EXERCISE BRIEF: Keep the wording of each record exactly the same when you repeat it, and leave out pictures.
# start of ENTRIES SUPPLIED
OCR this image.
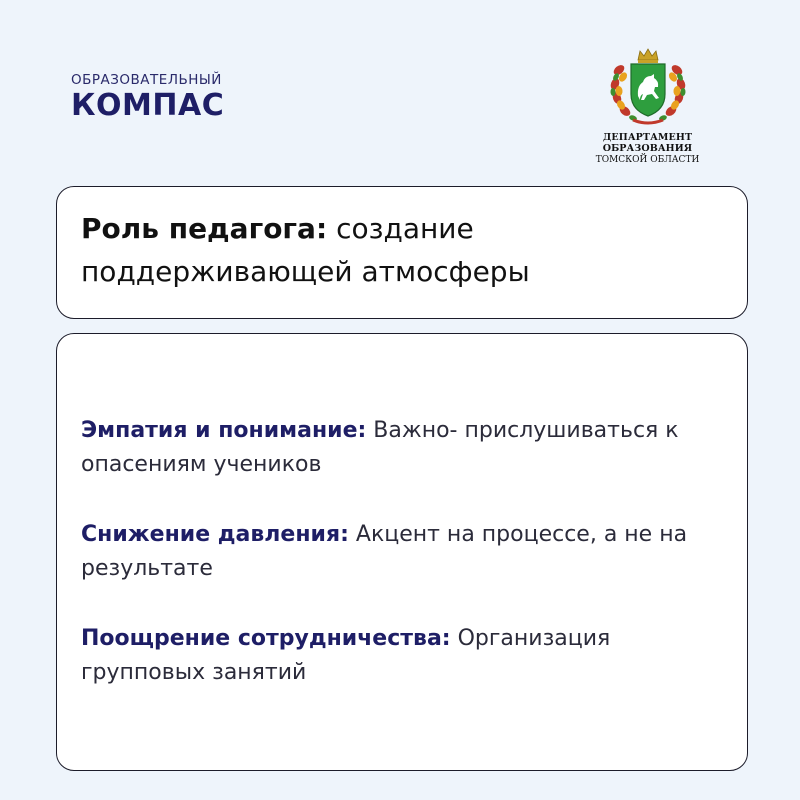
ОБРАЗОВАТЕЛЬНЫЙ
КОМПАС
ДЕПАРТАМЕНТ ОБРАЗОВАНИЯ
ТОМСКОЙ ОБЛАСТИ
Роль педагога: создание поддерживающей атмосферы
Эмпатия и понимание: Важно- прислушиваться к опасениям учеников
Снижение давления: Акцент на процессе, а не на результате
Поощрение сотрудничества: Организация групповых занятий
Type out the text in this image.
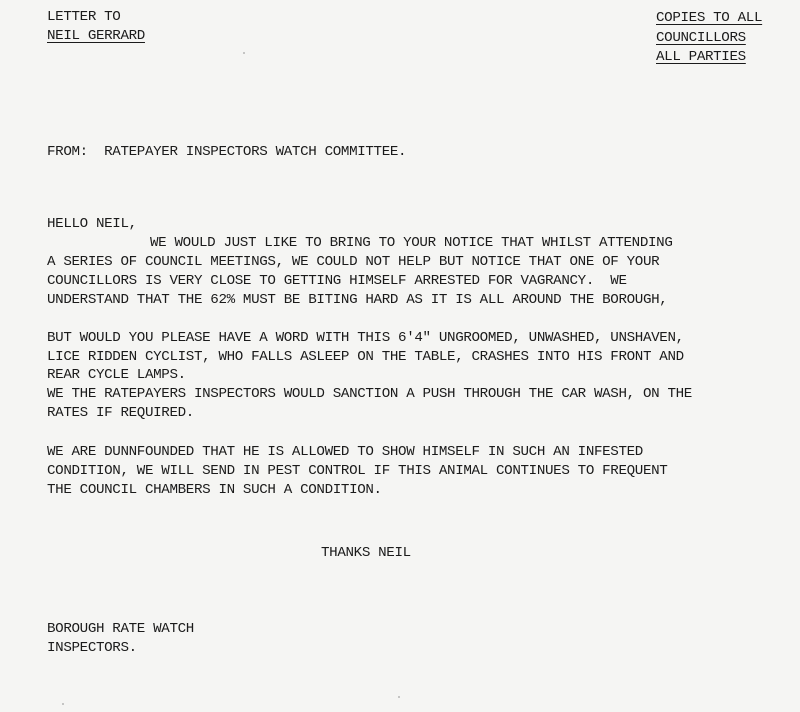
LETTER TO
NEIL GERRARD
COPIES TO ALL
COUNCILLORS
ALL PARTIES
FROM:  RATEPAYER INSPECTORS WATCH COMMITTEE.
HELLO NEIL,
WE WOULD JUST LIKE TO BRING TO YOUR NOTICE THAT WHILST ATTENDING
A SERIES OF COUNCIL MEETINGS, WE COULD NOT HELP BUT NOTICE THAT ONE OF YOUR
COUNCILLORS IS VERY CLOSE TO GETTING HIMSELF ARRESTED FOR VAGRANCY.  WE
UNDERSTAND THAT THE 62% MUST BE BITING HARD AS IT IS ALL AROUND THE BOROUGH,
BUT WOULD YOU PLEASE HAVE A WORD WITH THIS 6'4" UNGROOMED, UNWASHED, UNSHAVEN,
LICE RIDDEN CYCLIST, WHO FALLS ASLEEP ON THE TABLE, CRASHES INTO HIS FRONT AND
REAR CYCLE LAMPS.
WE THE RATEPAYERS INSPECTORS WOULD SANCTION A PUSH THROUGH THE CAR WASH, ON THE
RATES IF REQUIRED.
WE ARE DUNNFOUNDED THAT HE IS ALLOWED TO SHOW HIMSELF IN SUCH AN INFESTED
CONDITION, WE WILL SEND IN PEST CONTROL IF THIS ANIMAL CONTINUES TO FREQUENT
THE COUNCIL CHAMBERS IN SUCH A CONDITION.
THANKS NEIL
BOROUGH RATE WATCH
INSPECTORS.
# end of ENTRIES SUPPLIED
WRITTEN ANSWER:
OCR this image.
ОБРАЗОВАТЕЛЬНЫЙ
КОМПАС
ДЕПАРТАМЕНТ ОБРАЗОВАНИЯ
ТОМСКОЙ ОБЛАСТИ
Роль педагога: создание поддерживающей атмосферы
Эмпатия и понимание: Важно- прислушиваться к опасениям учеников
Снижение давления: Акцент на процессе, а не на результате
Поощрение сотрудничества: Организация групповых занятий
Type out the text in this image.
LETTER TO
NEIL GERRARD
COPIES TO ALL
COUNCILLORS
ALL PARTIES
FROM:  RATEPAYER INSPECTORS WATCH COMMITTEE.
HELLO NEIL,
WE WOULD JUST LIKE TO BRING TO YOUR NOTICE THAT WHILST ATTENDING
A SERIES OF COUNCIL MEETINGS, WE COULD NOT HELP BUT NOTICE THAT ONE OF YOUR
COUNCILLORS IS VERY CLOSE TO GETTING HIMSELF ARRESTED FOR VAGRANCY.  WE
UNDERSTAND THAT THE 62% MUST BE BITING HARD AS IT IS ALL AROUND THE BOROUGH,
BUT WOULD YOU PLEASE HAVE A WORD WITH THIS 6'4" UNGROOMED, UNWASHED, UNSHAVEN,
LICE RIDDEN CYCLIST, WHO FALLS ASLEEP ON THE TABLE, CRASHES INTO HIS FRONT AND
REAR CYCLE LAMPS.
WE THE RATEPAYERS INSPECTORS WOULD SANCTION A PUSH THROUGH THE CAR WASH, ON THE
RATES IF REQUIRED.
WE ARE DUNNFOUNDED THAT HE IS ALLOWED TO SHOW HIMSELF IN SUCH AN INFESTED
CONDITION, WE WILL SEND IN PEST CONTROL IF THIS ANIMAL CONTINUES TO FREQUENT
THE COUNCIL CHAMBERS IN SUCH A CONDITION.
THANKS NEIL
BOROUGH RATE WATCH
INSPECTORS.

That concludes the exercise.